## Dataset records
----------

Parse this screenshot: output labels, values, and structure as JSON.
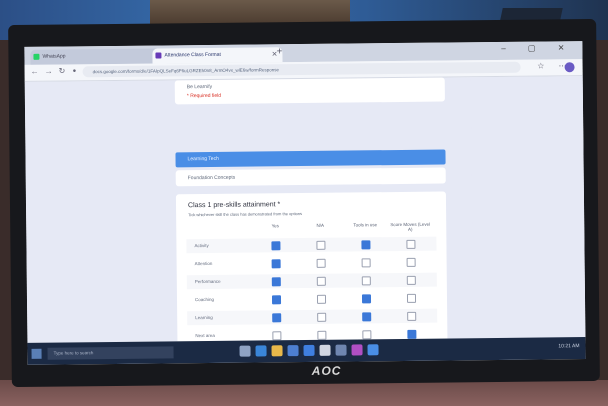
{
  "browser": {
    "tabs": [
      {
        "label": "WhatsApp",
        "active": false
      },
      {
        "label": "Attendance Class Format",
        "active": true
      }
    ],
    "url": "docs.google.com/forms/d/e/1FAIpQLSeFq6F6uLGRZEh0n8_ArmO4vx_wlE6w/formResponse",
    "new_tab_label": "+",
    "nav_icons": [
      "back-icon",
      "forward-icon",
      "reload-icon",
      "lock-icon"
    ],
    "toolbar_icons": [
      "star-icon",
      "extensions-icon",
      "profile-avatar",
      "menu-icon"
    ],
    "window_controls": "– ▢ ✕"
  },
  "form": {
    "top_card": {
      "line1": "Be Learnify",
      "line2": "* Required field"
    },
    "selected_option": "Learning Tech",
    "option_below": "Foundation Concepts",
    "question": {
      "title": "Class 1 pre-skills attainment *",
      "subtitle": "Tick whichever skill the class has demonstrated from the options",
      "columns": [
        "Yes",
        "N/A",
        "Tools in use",
        "Score Moves (Level A)"
      ],
      "rows": [
        {
          "label": "Activity",
          "checked": [
            true,
            false,
            true,
            false
          ]
        },
        {
          "label": "Attention",
          "checked": [
            true,
            false,
            false,
            false
          ]
        },
        {
          "label": "Performance",
          "checked": [
            true,
            false,
            false,
            false
          ]
        },
        {
          "label": "Coaching",
          "checked": [
            true,
            false,
            true,
            false
          ]
        },
        {
          "label": "Learning",
          "checked": [
            true,
            false,
            true,
            false
          ]
        },
        {
          "label": "Next area",
          "checked": [
            false,
            false,
            false,
            true
          ]
        }
      ]
    }
  },
  "taskbar": {
    "search_placeholder": "Type here to search",
    "icons": [
      "task-view-icon",
      "edge-icon",
      "file-explorer-icon",
      "store-icon",
      "mail-icon",
      "camera-icon",
      "cloud-icon",
      "app-icon",
      "browser-icon"
    ],
    "clock": "10:21 AM"
  },
  "monitor": {
    "brand": "AOC"
  },
  "colors": {
    "accent": "#4a8ee6",
    "checked": "#3b78d8",
    "page_bg": "#e6e9f5",
    "taskbar": "#1b2a44"
  }
}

----------

## Given task
Transcribe all of the records above character for character. Exclude the pictures.

## Response to the exercise
Parse this screenshot: output labels, values, and structure as JSON.
{
  "browser": {
    "tabs": [
      {
        "label": "WhatsApp",
        "active": false
      },
      {
        "label": "Attendance Class Format",
        "active": true
      }
    ],
    "url": "docs.google.com/forms/d/e/1FAIpQLSeFq6F6uLGRZEh0n8_ArmO4vx_wlE6w/formResponse",
    "new_tab_label": "+",
    "nav_icons": [
      "back-icon",
      "forward-icon",
      "reload-icon",
      "lock-icon"
    ],
    "toolbar_icons": [
      "star-icon",
      "extensions-icon",
      "profile-avatar",
      "menu-icon"
    ],
    "window_controls": "– ▢ ✕"
  },
  "form": {
    "top_card": {
      "line1": "Be Learnify",
      "line2": "* Required field"
    },
    "selected_option": "Learning Tech",
    "option_below": "Foundation Concepts",
    "question": {
      "title": "Class 1 pre-skills attainment *",
      "subtitle": "Tick whichever skill the class has demonstrated from the options",
      "columns": [
        "Yes",
        "N/A",
        "Tools in use",
        "Score Moves (Level A)"
      ],
      "rows": [
        {
          "label": "Activity",
          "checked": [
            true,
            false,
            true,
            false
          ]
        },
        {
          "label": "Attention",
          "checked": [
            true,
            false,
            false,
            false
          ]
        },
        {
          "label": "Performance",
          "checked": [
            true,
            false,
            false,
            false
          ]
        },
        {
          "label": "Coaching",
          "checked": [
            true,
            false,
            true,
            false
          ]
        },
        {
          "label": "Learning",
          "checked": [
            true,
            false,
            true,
            false
          ]
        },
        {
          "label": "Next area",
          "checked": [
            false,
            false,
            false,
            true
          ]
        }
      ]
    }
  },
  "taskbar": {
    "search_placeholder": "Type here to search",
    "icons": [
      "task-view-icon",
      "edge-icon",
      "file-explorer-icon",
      "store-icon",
      "mail-icon",
      "camera-icon",
      "cloud-icon",
      "app-icon",
      "browser-icon"
    ],
    "clock": "10:21 AM"
  },
  "monitor": {
    "brand": "AOC"
  },
  "colors": {
    "accent": "#4a8ee6",
    "checked": "#3b78d8",
    "page_bg": "#e6e9f5",
    "taskbar": "#1b2a44"
  }
}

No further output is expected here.